#### What the exercise asks:
Repeat the entries below exactly as they appear, with no pictures.

#### Input records:

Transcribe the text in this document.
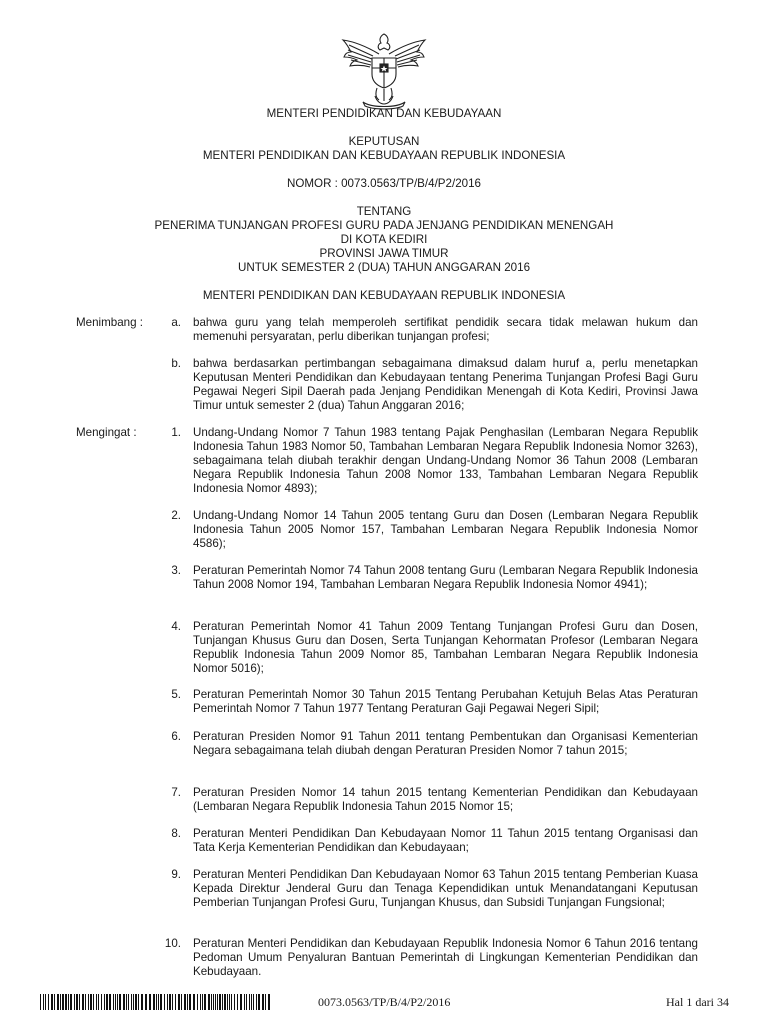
MENTERI PENDIDIKAN DAN KEBUDAYAAN
KEPUTUSAN
MENTERI PENDIDIKAN DAN KEBUDAYAAN REPUBLIK INDONESIA
NOMOR : 0073.0563/TP/B/4/P2/2016
TENTANG
PENERIMA TUNJANGAN PROFESI GURU PADA JENJANG PENDIDIKAN MENENGAH
DI KOTA KEDIRI
PROVINSI JAWA TIMUR
UNTUK SEMESTER 2 (DUA) TAHUN ANGGARAN 2016
MENTERI PENDIDIKAN DAN KEBUDAYAAN REPUBLIK INDONESIA
Menimbang :	a. bahwa guru yang telah memperoleh sertifikat pendidik secara tidak melawan hukum dan memenuhi persyaratan, perlu diberikan tunjangan profesi;
b. bahwa berdasarkan pertimbangan sebagaimana dimaksud dalam huruf a, perlu menetapkan Keputusan Menteri Pendidikan dan Kebudayaan tentang Penerima Tunjangan Profesi Bagi Guru Pegawai Negeri Sipil Daerah pada Jenjang Pendidikan Menengah di Kota Kediri, Provinsi Jawa Timur untuk semester 2 (dua) Tahun Anggaran 2016;
Mengingat :	1. Undang-Undang Nomor 7 Tahun 1983 tentang Pajak Penghasilan (Lembaran Negara Republik Indonesia Tahun 1983 Nomor 50, Tambahan Lembaran Negara Republik Indonesia Nomor 3263), sebagaimana telah diubah terakhir dengan Undang-Undang Nomor 36 Tahun 2008 (Lembaran Negara Republik Indonesia Tahun 2008 Nomor 133, Tambahan Lembaran Negara Republik Indonesia Nomor 4893);
2. Undang-Undang Nomor 14 Tahun 2005 tentang Guru dan Dosen (Lembaran Negara Republik Indonesia Tahun 2005 Nomor 157, Tambahan Lembaran Negara Republik Indonesia Nomor 4586);
3. Peraturan Pemerintah Nomor 74 Tahun 2008 tentang Guru (Lembaran Negara Republik Indonesia Tahun 2008 Nomor 194, Tambahan Lembaran Negara Republik Indonesia Nomor 4941);
4. Peraturan Pemerintah Nomor 41 Tahun 2009 Tentang Tunjangan Profesi Guru dan Dosen, Tunjangan Khusus Guru dan Dosen, Serta Tunjangan Kehormatan Profesor (Lembaran Negara Republik Indonesia Tahun 2009 Nomor 85, Tambahan Lembaran Negara Republik Indonesia Nomor 5016);
5. Peraturan Pemerintah Nomor 30 Tahun 2015 Tentang Perubahan Ketujuh Belas Atas Peraturan Pemerintah Nomor 7 Tahun 1977 Tentang Peraturan Gaji Pegawai Negeri Sipil;
6. Peraturan Presiden Nomor 91 Tahun 2011 tentang Pembentukan dan Organisasi Kementerian Negara sebagaimana telah diubah dengan Peraturan Presiden Nomor 7 tahun 2015;
7. Peraturan Presiden Nomor 14 tahun 2015 tentang Kementerian Pendidikan dan Kebudayaan (Lembaran Negara Republik Indonesia Tahun 2015 Nomor 15;
8. Peraturan Menteri Pendidikan Dan Kebudayaan Nomor 11 Tahun 2015 tentang Organisasi dan Tata Kerja Kementerian Pendidikan dan Kebudayaan;
9. Peraturan Menteri Pendidikan Dan Kebudayaan Nomor 63 Tahun 2015 tentang Pemberian Kuasa Kepada Direktur Jenderal Guru dan Tenaga Kependidikan untuk Menandatangani Keputusan Pemberian Tunjangan Profesi Guru, Tunjangan Khusus, dan Subsidi Tunjangan Fungsional;
10. Peraturan Menteri Pendidikan dan Kebudayaan Republik Indonesia Nomor 6 Tahun 2016 tentang Pedoman Umum Penyaluran Bantuan Pemerintah di Lingkungan Kementerian Pendidikan dan Kebudayaan.
0073.0563/TP/B/4/P2/2016	Hal 1 dari 34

#### Completed exercise:
Transcribe the text in this document.
MENTERI PENDIDIKAN DAN KEBUDAYAAN
KEPUTUSAN
MENTERI PENDIDIKAN DAN KEBUDAYAAN REPUBLIK INDONESIA
NOMOR : 0073.0563/TP/B/4/P2/2016
TENTANG
PENERIMA TUNJANGAN PROFESI GURU PADA JENJANG PENDIDIKAN MENENGAH
DI KOTA KEDIRI
PROVINSI JAWA TIMUR
UNTUK SEMESTER 2 (DUA) TAHUN ANGGARAN 2016
MENTERI PENDIDIKAN DAN KEBUDAYAAN REPUBLIK INDONESIA
Menimbang :	a. bahwa guru yang telah memperoleh sertifikat pendidik secara tidak melawan hukum dan memenuhi persyaratan, perlu diberikan tunjangan profesi;
b. bahwa berdasarkan pertimbangan sebagaimana dimaksud dalam huruf a, perlu menetapkan Keputusan Menteri Pendidikan dan Kebudayaan tentang Penerima Tunjangan Profesi Bagi Guru Pegawai Negeri Sipil Daerah pada Jenjang Pendidikan Menengah di Kota Kediri, Provinsi Jawa Timur untuk semester 2 (dua) Tahun Anggaran 2016;
Mengingat :	1. Undang-Undang Nomor 7 Tahun 1983 tentang Pajak Penghasilan (Lembaran Negara Republik Indonesia Tahun 1983 Nomor 50, Tambahan Lembaran Negara Republik Indonesia Nomor 3263), sebagaimana telah diubah terakhir dengan Undang-Undang Nomor 36 Tahun 2008 (Lembaran Negara Republik Indonesia Tahun 2008 Nomor 133, Tambahan Lembaran Negara Republik Indonesia Nomor 4893);
2. Undang-Undang Nomor 14 Tahun 2005 tentang Guru dan Dosen (Lembaran Negara Republik Indonesia Tahun 2005 Nomor 157, Tambahan Lembaran Negara Republik Indonesia Nomor 4586);
3. Peraturan Pemerintah Nomor 74 Tahun 2008 tentang Guru (Lembaran Negara Republik Indonesia Tahun 2008 Nomor 194, Tambahan Lembaran Negara Republik Indonesia Nomor 4941);
4. Peraturan Pemerintah Nomor 41 Tahun 2009 Tentang Tunjangan Profesi Guru dan Dosen, Tunjangan Khusus Guru dan Dosen, Serta Tunjangan Kehormatan Profesor (Lembaran Negara Republik Indonesia Tahun 2009 Nomor 85, Tambahan Lembaran Negara Republik Indonesia Nomor 5016);
5. Peraturan Pemerintah Nomor 30 Tahun 2015 Tentang Perubahan Ketujuh Belas Atas Peraturan Pemerintah Nomor 7 Tahun 1977 Tentang Peraturan Gaji Pegawai Negeri Sipil;
6. Peraturan Presiden Nomor 91 Tahun 2011 tentang Pembentukan dan Organisasi Kementerian Negara sebagaimana telah diubah dengan Peraturan Presiden Nomor 7 tahun 2015;
7. Peraturan Presiden Nomor 14 tahun 2015 tentang Kementerian Pendidikan dan Kebudayaan (Lembaran Negara Republik Indonesia Tahun 2015 Nomor 15;
8. Peraturan Menteri Pendidikan Dan Kebudayaan Nomor 11 Tahun 2015 tentang Organisasi dan Tata Kerja Kementerian Pendidikan dan Kebudayaan;
9. Peraturan Menteri Pendidikan Dan Kebudayaan Nomor 63 Tahun 2015 tentang Pemberian Kuasa Kepada Direktur Jenderal Guru dan Tenaga Kependidikan untuk Menandatangani Keputusan Pemberian Tunjangan Profesi Guru, Tunjangan Khusus, dan Subsidi Tunjangan Fungsional;
10. Peraturan Menteri Pendidikan dan Kebudayaan Republik Indonesia Nomor 6 Tahun 2016 tentang Pedoman Umum Penyaluran Bantuan Pemerintah di Lingkungan Kementerian Pendidikan dan Kebudayaan.
0073.0563/TP/B/4/P2/2016	Hal 1 dari 34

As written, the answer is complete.